What is needed:
Whenever a line below holds the word "text", copy that line.

─── The data ───

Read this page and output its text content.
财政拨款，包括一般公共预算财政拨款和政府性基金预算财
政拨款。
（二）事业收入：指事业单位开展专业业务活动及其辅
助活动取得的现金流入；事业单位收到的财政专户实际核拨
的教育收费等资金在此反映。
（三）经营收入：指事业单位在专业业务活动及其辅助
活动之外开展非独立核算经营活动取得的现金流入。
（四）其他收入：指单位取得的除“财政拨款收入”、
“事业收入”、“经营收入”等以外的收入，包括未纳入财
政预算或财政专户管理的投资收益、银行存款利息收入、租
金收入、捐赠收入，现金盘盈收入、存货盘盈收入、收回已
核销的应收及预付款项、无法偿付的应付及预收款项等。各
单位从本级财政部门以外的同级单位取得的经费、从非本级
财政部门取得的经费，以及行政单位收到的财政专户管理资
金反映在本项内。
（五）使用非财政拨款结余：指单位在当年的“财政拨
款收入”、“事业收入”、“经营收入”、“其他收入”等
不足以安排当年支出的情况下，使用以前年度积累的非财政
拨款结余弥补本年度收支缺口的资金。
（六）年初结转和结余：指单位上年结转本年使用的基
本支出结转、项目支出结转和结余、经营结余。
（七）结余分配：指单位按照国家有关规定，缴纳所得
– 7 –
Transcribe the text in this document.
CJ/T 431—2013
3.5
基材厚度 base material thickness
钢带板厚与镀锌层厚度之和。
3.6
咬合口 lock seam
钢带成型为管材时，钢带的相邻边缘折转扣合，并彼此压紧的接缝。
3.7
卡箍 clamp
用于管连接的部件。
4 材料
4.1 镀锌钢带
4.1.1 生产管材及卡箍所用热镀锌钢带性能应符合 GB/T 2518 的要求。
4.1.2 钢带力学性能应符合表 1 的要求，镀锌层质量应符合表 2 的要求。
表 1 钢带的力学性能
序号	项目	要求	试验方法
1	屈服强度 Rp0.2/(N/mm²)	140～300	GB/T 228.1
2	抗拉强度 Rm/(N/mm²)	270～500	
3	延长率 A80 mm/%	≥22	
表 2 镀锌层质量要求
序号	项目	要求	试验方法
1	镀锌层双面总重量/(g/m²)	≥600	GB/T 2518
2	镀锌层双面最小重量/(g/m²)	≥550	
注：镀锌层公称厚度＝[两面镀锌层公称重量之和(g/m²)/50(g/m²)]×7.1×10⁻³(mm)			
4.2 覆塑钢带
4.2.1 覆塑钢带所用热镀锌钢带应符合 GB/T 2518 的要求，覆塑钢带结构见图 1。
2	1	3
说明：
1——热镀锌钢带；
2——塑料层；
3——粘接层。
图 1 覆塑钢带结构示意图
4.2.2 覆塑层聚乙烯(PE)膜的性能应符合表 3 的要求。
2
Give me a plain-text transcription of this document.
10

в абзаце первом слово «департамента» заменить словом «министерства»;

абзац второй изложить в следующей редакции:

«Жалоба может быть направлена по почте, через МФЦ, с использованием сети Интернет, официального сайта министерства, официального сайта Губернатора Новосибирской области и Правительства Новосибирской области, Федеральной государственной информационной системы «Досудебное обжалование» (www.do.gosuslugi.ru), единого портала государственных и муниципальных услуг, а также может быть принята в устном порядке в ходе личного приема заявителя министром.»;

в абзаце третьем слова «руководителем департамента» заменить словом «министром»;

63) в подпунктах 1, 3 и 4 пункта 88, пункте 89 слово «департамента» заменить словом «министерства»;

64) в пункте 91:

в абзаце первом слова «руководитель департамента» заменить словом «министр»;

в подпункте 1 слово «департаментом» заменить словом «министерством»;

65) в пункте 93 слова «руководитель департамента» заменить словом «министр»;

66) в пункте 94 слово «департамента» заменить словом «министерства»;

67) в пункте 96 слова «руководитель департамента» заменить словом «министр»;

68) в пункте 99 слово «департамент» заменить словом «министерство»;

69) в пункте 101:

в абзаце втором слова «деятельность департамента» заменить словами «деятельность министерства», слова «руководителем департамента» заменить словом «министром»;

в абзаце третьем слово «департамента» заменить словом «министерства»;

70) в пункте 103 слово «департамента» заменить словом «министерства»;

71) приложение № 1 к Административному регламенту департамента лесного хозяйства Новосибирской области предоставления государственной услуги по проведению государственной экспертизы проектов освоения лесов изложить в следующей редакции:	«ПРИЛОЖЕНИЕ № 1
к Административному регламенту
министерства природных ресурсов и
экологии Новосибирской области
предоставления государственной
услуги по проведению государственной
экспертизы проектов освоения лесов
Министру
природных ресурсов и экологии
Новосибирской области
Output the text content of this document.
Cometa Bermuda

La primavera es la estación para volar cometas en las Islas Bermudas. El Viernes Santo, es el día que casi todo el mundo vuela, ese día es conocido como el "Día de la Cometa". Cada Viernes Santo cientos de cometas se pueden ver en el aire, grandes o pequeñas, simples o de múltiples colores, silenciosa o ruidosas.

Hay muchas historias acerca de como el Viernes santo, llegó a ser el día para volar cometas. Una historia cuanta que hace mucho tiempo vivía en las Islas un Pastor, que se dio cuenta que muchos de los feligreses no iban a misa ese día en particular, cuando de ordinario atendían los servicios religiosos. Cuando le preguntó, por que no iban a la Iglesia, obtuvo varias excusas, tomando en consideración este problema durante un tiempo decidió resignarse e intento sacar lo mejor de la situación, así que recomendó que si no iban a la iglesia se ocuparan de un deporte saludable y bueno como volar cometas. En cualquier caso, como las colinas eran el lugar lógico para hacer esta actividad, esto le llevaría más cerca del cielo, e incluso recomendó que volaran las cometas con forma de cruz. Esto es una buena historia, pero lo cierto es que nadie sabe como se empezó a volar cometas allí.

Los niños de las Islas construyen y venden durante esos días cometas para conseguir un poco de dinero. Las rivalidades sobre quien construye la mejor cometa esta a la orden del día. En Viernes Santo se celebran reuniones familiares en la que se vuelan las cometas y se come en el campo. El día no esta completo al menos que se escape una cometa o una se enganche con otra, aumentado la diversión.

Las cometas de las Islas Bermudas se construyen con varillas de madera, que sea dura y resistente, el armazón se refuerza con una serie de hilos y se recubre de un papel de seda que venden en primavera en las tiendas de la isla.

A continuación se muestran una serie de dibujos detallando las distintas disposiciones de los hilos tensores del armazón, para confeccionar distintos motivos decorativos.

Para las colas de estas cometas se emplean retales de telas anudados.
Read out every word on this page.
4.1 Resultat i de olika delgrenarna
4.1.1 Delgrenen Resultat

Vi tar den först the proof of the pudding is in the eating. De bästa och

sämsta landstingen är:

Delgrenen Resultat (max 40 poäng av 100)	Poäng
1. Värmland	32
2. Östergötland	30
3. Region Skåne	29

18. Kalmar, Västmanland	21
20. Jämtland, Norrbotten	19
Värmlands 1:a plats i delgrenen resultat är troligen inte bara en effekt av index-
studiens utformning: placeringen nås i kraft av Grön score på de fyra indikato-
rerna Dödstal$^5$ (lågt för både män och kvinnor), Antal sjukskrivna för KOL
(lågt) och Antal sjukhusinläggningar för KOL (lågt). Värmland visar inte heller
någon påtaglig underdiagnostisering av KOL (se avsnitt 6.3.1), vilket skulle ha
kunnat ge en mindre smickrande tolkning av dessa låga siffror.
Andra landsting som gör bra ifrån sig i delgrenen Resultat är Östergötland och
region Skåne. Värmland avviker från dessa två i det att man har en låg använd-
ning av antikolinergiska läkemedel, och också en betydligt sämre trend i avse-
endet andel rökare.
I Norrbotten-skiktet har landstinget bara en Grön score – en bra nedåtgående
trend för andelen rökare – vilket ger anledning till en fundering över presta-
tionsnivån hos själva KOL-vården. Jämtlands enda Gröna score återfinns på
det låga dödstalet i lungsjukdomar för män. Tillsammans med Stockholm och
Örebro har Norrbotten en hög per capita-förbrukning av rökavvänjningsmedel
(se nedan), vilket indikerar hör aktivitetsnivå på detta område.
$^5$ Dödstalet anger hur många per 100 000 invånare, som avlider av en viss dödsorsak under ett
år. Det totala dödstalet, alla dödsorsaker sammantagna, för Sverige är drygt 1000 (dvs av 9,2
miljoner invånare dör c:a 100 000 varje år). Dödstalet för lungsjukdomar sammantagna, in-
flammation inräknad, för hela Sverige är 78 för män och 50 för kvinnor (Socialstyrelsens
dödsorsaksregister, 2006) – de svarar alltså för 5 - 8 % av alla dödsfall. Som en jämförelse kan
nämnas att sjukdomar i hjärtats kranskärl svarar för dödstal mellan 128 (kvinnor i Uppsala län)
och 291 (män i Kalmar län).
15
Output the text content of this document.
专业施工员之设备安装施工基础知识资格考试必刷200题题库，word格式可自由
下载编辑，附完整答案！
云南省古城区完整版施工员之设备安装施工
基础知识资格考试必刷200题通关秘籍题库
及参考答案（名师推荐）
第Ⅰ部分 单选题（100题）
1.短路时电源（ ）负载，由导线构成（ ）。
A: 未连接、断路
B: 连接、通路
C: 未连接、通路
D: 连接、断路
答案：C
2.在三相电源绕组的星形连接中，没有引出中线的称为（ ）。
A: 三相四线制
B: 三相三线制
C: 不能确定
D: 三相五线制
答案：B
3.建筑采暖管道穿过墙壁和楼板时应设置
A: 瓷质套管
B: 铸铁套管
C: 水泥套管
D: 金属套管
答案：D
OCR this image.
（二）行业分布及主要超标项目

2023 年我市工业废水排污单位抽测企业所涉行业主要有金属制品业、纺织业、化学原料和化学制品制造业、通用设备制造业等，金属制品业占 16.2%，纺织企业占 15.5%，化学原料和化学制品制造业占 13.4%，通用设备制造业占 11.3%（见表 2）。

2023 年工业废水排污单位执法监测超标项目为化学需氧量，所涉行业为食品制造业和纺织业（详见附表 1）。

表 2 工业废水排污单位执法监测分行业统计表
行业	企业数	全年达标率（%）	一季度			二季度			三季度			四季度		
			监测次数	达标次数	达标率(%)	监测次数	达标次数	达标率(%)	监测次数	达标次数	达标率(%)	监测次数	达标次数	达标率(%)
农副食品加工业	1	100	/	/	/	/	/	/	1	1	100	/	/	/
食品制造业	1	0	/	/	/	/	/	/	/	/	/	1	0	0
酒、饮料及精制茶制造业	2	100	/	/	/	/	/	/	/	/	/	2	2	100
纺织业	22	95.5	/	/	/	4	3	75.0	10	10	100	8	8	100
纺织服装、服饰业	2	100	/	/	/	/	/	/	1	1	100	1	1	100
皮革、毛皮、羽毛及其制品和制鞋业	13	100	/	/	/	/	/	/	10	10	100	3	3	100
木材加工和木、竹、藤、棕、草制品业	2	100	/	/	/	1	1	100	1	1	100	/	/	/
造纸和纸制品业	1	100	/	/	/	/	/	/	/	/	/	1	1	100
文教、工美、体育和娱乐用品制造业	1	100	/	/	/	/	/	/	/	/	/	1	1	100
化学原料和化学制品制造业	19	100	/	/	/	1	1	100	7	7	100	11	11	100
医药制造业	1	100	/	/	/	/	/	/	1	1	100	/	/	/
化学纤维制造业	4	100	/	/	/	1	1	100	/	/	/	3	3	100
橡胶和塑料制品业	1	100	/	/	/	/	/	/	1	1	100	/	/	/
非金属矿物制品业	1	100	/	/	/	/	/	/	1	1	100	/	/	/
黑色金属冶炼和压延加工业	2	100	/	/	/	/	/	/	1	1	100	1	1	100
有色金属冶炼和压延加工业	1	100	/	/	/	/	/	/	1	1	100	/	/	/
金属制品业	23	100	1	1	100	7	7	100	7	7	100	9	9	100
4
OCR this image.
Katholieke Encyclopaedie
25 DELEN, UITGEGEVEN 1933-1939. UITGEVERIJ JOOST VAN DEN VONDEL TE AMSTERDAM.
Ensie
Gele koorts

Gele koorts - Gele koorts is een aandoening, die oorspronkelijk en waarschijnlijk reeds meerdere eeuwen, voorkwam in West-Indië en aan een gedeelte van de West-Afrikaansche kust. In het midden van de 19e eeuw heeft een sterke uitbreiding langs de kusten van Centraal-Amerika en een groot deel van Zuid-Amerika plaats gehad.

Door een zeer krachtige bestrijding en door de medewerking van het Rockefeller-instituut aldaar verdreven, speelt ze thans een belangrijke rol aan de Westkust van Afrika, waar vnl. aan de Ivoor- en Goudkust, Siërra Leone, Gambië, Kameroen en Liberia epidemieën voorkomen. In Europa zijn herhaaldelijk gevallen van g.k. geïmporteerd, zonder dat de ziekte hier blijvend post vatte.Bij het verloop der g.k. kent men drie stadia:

───

Answer:
Read this page and output its text content.
Transcribe the text in this document.
Give me a plain-text transcription of this document.
Output the text content of this document.
Output the text content of this document.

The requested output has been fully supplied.